What needs to be done: For the listing below, give the number of lines in which "JSON" occurs. Add nothing.

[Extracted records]

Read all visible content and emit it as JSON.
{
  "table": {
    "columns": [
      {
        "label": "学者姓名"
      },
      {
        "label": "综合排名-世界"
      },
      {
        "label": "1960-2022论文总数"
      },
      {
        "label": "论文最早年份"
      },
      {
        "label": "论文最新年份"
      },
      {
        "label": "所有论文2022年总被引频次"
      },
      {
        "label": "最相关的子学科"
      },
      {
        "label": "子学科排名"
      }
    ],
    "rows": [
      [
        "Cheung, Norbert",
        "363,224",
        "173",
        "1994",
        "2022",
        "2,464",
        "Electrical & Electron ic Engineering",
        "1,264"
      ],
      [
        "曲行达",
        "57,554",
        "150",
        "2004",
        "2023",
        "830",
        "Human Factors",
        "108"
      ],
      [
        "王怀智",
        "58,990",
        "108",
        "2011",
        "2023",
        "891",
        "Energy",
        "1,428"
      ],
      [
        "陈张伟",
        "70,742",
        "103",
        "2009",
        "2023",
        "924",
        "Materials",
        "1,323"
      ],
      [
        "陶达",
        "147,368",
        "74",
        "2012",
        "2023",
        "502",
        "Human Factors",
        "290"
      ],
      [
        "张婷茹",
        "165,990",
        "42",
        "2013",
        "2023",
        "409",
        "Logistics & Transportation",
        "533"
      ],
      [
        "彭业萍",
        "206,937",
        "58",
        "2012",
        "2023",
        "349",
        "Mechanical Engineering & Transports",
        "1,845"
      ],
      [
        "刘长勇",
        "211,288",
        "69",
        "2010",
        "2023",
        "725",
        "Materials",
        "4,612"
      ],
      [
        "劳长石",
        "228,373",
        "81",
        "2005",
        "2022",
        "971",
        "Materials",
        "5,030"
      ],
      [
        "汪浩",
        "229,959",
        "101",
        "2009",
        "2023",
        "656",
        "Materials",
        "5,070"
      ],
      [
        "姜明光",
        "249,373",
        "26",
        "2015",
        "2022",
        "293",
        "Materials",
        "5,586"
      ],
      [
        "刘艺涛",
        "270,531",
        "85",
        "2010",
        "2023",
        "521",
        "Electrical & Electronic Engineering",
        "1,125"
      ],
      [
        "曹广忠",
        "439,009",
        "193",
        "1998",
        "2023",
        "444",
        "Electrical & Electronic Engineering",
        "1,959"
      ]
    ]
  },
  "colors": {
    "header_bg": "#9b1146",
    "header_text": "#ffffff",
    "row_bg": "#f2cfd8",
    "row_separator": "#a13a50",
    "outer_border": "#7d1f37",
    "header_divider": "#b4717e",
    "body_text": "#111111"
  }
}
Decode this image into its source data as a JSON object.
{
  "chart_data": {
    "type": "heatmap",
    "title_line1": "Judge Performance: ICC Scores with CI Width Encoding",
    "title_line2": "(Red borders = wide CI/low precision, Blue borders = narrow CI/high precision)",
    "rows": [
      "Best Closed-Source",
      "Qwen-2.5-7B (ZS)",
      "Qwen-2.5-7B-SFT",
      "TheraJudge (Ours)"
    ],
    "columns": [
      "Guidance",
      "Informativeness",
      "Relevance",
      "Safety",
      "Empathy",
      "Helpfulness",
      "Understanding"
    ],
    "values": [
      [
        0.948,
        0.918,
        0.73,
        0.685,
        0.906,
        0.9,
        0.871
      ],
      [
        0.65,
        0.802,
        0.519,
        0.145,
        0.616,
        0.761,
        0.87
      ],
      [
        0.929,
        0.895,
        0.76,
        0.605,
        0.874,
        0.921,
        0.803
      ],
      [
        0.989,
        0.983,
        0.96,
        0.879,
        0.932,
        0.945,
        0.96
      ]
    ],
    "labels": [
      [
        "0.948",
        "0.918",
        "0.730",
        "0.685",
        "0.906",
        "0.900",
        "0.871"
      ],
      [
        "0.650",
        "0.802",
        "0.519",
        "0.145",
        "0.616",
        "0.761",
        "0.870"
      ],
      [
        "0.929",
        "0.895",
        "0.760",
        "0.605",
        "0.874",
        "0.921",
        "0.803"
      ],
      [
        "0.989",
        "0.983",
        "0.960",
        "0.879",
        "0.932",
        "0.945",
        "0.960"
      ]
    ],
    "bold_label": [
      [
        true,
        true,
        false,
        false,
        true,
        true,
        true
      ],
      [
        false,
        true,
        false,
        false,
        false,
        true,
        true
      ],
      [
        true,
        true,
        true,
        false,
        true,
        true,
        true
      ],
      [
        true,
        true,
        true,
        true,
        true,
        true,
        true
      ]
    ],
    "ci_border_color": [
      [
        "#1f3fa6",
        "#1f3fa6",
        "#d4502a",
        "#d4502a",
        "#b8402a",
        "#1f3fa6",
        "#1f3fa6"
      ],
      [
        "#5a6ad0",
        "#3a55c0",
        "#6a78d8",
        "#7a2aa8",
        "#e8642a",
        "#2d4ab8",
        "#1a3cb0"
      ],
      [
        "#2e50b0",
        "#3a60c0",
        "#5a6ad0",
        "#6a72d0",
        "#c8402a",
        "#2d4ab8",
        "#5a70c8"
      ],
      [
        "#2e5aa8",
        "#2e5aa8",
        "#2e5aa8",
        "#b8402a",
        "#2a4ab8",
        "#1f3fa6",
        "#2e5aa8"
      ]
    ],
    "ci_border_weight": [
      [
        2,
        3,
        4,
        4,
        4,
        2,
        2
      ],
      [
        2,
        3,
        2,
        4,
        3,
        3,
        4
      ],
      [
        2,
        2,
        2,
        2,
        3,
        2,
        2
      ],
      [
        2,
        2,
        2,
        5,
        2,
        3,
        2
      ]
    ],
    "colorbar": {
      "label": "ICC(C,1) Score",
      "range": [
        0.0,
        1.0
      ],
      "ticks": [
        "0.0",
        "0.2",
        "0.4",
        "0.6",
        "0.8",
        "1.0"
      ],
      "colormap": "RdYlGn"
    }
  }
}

Problem solution: 2